**Working data:**
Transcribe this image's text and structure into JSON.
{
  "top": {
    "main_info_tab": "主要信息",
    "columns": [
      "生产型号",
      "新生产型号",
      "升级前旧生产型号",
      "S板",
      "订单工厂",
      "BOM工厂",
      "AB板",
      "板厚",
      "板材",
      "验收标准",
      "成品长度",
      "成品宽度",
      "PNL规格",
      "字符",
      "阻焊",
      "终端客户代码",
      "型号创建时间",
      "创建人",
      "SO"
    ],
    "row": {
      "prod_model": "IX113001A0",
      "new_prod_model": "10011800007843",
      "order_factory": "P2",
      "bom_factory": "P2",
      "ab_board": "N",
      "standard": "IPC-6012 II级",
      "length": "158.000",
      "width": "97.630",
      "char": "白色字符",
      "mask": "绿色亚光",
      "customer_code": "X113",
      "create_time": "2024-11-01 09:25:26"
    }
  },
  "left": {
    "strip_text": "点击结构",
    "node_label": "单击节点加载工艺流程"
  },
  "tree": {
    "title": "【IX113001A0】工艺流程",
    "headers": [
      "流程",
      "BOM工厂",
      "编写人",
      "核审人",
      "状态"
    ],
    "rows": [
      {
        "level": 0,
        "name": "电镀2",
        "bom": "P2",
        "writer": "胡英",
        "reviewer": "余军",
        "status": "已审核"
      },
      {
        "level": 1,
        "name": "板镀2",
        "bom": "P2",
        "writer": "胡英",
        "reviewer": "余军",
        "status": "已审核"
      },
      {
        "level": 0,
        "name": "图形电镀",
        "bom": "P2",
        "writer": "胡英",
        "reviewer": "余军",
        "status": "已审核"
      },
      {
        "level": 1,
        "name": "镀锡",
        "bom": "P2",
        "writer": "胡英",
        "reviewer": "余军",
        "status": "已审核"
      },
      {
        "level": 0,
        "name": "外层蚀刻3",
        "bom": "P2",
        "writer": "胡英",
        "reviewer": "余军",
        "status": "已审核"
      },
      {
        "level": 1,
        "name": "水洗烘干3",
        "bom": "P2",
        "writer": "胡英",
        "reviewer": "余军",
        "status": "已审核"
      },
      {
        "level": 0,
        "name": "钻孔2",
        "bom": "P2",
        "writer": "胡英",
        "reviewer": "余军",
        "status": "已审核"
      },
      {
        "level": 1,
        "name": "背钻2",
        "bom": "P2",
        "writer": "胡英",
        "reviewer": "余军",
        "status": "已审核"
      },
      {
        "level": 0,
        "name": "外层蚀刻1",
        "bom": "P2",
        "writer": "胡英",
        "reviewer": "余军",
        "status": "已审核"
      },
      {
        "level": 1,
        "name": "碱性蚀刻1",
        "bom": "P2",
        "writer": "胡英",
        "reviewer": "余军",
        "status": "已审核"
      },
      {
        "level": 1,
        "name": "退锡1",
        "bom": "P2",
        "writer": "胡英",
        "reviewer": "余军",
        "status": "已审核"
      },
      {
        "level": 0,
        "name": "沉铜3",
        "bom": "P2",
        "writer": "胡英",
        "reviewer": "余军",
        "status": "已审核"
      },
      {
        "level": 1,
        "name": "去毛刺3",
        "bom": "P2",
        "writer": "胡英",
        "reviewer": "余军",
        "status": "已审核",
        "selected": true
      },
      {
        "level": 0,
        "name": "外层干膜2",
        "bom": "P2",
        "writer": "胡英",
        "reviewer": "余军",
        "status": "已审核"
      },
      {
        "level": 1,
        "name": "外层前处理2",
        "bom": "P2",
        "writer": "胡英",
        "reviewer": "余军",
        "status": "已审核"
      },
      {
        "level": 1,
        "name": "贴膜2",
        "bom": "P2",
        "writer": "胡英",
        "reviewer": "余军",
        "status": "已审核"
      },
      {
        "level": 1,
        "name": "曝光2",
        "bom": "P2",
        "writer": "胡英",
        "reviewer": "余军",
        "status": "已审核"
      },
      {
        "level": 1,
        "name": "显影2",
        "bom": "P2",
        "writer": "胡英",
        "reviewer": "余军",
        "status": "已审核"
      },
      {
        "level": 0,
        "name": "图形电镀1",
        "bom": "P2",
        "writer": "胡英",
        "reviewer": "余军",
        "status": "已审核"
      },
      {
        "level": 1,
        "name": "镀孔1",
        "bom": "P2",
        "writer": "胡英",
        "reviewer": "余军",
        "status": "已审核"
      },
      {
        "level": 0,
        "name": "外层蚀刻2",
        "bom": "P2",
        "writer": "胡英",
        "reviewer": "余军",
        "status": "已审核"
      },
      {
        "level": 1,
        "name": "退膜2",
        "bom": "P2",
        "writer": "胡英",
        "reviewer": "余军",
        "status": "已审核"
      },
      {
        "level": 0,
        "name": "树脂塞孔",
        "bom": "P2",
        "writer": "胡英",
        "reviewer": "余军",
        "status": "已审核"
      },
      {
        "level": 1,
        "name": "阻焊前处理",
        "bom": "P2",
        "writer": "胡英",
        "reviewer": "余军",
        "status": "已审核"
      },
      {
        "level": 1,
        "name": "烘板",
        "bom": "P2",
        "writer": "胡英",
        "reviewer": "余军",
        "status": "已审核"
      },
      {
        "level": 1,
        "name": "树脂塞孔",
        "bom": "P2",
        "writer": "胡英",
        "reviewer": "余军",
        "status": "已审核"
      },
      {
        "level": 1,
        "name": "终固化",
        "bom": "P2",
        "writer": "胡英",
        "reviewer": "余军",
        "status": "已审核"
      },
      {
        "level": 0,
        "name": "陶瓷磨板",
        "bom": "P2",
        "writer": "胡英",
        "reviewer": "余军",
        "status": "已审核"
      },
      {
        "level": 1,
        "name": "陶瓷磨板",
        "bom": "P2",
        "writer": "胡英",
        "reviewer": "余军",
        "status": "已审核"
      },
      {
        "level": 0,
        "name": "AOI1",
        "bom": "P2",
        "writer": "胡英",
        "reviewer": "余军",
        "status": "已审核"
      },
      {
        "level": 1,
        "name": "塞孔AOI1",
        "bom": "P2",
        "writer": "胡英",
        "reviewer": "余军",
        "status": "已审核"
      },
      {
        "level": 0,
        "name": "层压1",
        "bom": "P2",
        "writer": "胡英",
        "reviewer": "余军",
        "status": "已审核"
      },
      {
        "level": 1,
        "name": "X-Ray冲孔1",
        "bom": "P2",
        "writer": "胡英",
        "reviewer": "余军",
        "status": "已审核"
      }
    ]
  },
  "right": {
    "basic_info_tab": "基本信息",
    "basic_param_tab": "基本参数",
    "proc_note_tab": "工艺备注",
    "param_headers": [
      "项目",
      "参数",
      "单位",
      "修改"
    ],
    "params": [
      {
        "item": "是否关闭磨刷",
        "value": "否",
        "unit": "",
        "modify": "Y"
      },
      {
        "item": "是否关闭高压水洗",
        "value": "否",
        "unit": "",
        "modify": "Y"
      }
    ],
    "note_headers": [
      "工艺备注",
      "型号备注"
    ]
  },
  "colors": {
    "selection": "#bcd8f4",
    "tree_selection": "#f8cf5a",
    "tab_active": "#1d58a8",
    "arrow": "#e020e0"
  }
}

**Challenge:** Return each entry from above without altering a single character.

**Exercise solution:**
Transcribe this image's text and structure into JSON.
{
  "top": {
    "main_info_tab": "主要信息",
    "columns": [
      "生产型号",
      "新生产型号",
      "升级前旧生产型号",
      "S板",
      "订单工厂",
      "BOM工厂",
      "AB板",
      "板厚",
      "板材",
      "验收标准",
      "成品长度",
      "成品宽度",
      "PNL规格",
      "字符",
      "阻焊",
      "终端客户代码",
      "型号创建时间",
      "创建人",
      "SO"
    ],
    "row": {
      "prod_model": "IX113001A0",
      "new_prod_model": "10011800007843",
      "order_factory": "P2",
      "bom_factory": "P2",
      "ab_board": "N",
      "standard": "IPC-6012 II级",
      "length": "158.000",
      "width": "97.630",
      "char": "白色字符",
      "mask": "绿色亚光",
      "customer_code": "X113",
      "create_time": "2024-11-01 09:25:26"
    }
  },
  "left": {
    "strip_text": "点击结构",
    "node_label": "单击节点加载工艺流程"
  },
  "tree": {
    "title": "【IX113001A0】工艺流程",
    "headers": [
      "流程",
      "BOM工厂",
      "编写人",
      "核审人",
      "状态"
    ],
    "rows": [
      {
        "level": 0,
        "name": "电镀2",
        "bom": "P2",
        "writer": "胡英",
        "reviewer": "余军",
        "status": "已审核"
      },
      {
        "level": 1,
        "name": "板镀2",
        "bom": "P2",
        "writer": "胡英",
        "reviewer": "余军",
        "status": "已审核"
      },
      {
        "level": 0,
        "name": "图形电镀",
        "bom": "P2",
        "writer": "胡英",
        "reviewer": "余军",
        "status": "已审核"
      },
      {
        "level": 1,
        "name": "镀锡",
        "bom": "P2",
        "writer": "胡英",
        "reviewer": "余军",
        "status": "已审核"
      },
      {
        "level": 0,
        "name": "外层蚀刻3",
        "bom": "P2",
        "writer": "胡英",
        "reviewer": "余军",
        "status": "已审核"
      },
      {
        "level": 1,
        "name": "水洗烘干3",
        "bom": "P2",
        "writer": "胡英",
        "reviewer": "余军",
        "status": "已审核"
      },
      {
        "level": 0,
        "name": "钻孔2",
        "bom": "P2",
        "writer": "胡英",
        "reviewer": "余军",
        "status": "已审核"
      },
      {
        "level": 1,
        "name": "背钻2",
        "bom": "P2",
        "writer": "胡英",
        "reviewer": "余军",
        "status": "已审核"
      },
      {
        "level": 0,
        "name": "外层蚀刻1",
        "bom": "P2",
        "writer": "胡英",
        "reviewer": "余军",
        "status": "已审核"
      },
      {
        "level": 1,
        "name": "碱性蚀刻1",
        "bom": "P2",
        "writer": "胡英",
        "reviewer": "余军",
        "status": "已审核"
      },
      {
        "level": 1,
        "name": "退锡1",
        "bom": "P2",
        "writer": "胡英",
        "reviewer": "余军",
        "status": "已审核"
      },
      {
        "level": 0,
        "name": "沉铜3",
        "bom": "P2",
        "writer": "胡英",
        "reviewer": "余军",
        "status": "已审核"
      },
      {
        "level": 1,
        "name": "去毛刺3",
        "bom": "P2",
        "writer": "胡英",
        "reviewer": "余军",
        "status": "已审核",
        "selected": true
      },
      {
        "level": 0,
        "name": "外层干膜2",
        "bom": "P2",
        "writer": "胡英",
        "reviewer": "余军",
        "status": "已审核"
      },
      {
        "level": 1,
        "name": "外层前处理2",
        "bom": "P2",
        "writer": "胡英",
        "reviewer": "余军",
        "status": "已审核"
      },
      {
        "level": 1,
        "name": "贴膜2",
        "bom": "P2",
        "writer": "胡英",
        "reviewer": "余军",
        "status": "已审核"
      },
      {
        "level": 1,
        "name": "曝光2",
        "bom": "P2",
        "writer": "胡英",
        "reviewer": "余军",
        "status": "已审核"
      },
      {
        "level": 1,
        "name": "显影2",
        "bom": "P2",
        "writer": "胡英",
        "reviewer": "余军",
        "status": "已审核"
      },
      {
        "level": 0,
        "name": "图形电镀1",
        "bom": "P2",
        "writer": "胡英",
        "reviewer": "余军",
        "status": "已审核"
      },
      {
        "level": 1,
        "name": "镀孔1",
        "bom": "P2",
        "writer": "胡英",
        "reviewer": "余军",
        "status": "已审核"
      },
      {
        "level": 0,
        "name": "外层蚀刻2",
        "bom": "P2",
        "writer": "胡英",
        "reviewer": "余军",
        "status": "已审核"
      },
      {
        "level": 1,
        "name": "退膜2",
        "bom": "P2",
        "writer": "胡英",
        "reviewer": "余军",
        "status": "已审核"
      },
      {
        "level": 0,
        "name": "树脂塞孔",
        "bom": "P2",
        "writer": "胡英",
        "reviewer": "余军",
        "status": "已审核"
      },
      {
        "level": 1,
        "name": "阻焊前处理",
        "bom": "P2",
        "writer": "胡英",
        "reviewer": "余军",
        "status": "已审核"
      },
      {
        "level": 1,
        "name": "烘板",
        "bom": "P2",
        "writer": "胡英",
        "reviewer": "余军",
        "status": "已审核"
      },
      {
        "level": 1,
        "name": "树脂塞孔",
        "bom": "P2",
        "writer": "胡英",
        "reviewer": "余军",
        "status": "已审核"
      },
      {
        "level": 1,
        "name": "终固化",
        "bom": "P2",
        "writer": "胡英",
        "reviewer": "余军",
        "status": "已审核"
      },
      {
        "level": 0,
        "name": "陶瓷磨板",
        "bom": "P2",
        "writer": "胡英",
        "reviewer": "余军",
        "status": "已审核"
      },
      {
        "level": 1,
        "name": "陶瓷磨板",
        "bom": "P2",
        "writer": "胡英",
        "reviewer": "余军",
        "status": "已审核"
      },
      {
        "level": 0,
        "name": "AOI1",
        "bom": "P2",
        "writer": "胡英",
        "reviewer": "余军",
        "status": "已审核"
      },
      {
        "level": 1,
        "name": "塞孔AOI1",
        "bom": "P2",
        "writer": "胡英",
        "reviewer": "余军",
        "status": "已审核"
      },
      {
        "level": 0,
        "name": "层压1",
        "bom": "P2",
        "writer": "胡英",
        "reviewer": "余军",
        "status": "已审核"
      },
      {
        "level": 1,
        "name": "X-Ray冲孔1",
        "bom": "P2",
        "writer": "胡英",
        "reviewer": "余军",
        "status": "已审核"
      }
    ]
  },
  "right": {
    "basic_info_tab": "基本信息",
    "basic_param_tab": "基本参数",
    "proc_note_tab": "工艺备注",
    "param_headers": [
      "项目",
      "参数",
      "单位",
      "修改"
    ],
    "params": [
      {
        "item": "是否关闭磨刷",
        "value": "否",
        "unit": "",
        "modify": "Y"
      },
      {
        "item": "是否关闭高压水洗",
        "value": "否",
        "unit": "",
        "modify": "Y"
      }
    ],
    "note_headers": [
      "工艺备注",
      "型号备注"
    ]
  },
  "colors": {
    "selection": "#bcd8f4",
    "tree_selection": "#f8cf5a",
    "tab_active": "#1d58a8",
    "arrow": "#e020e0"
  }
}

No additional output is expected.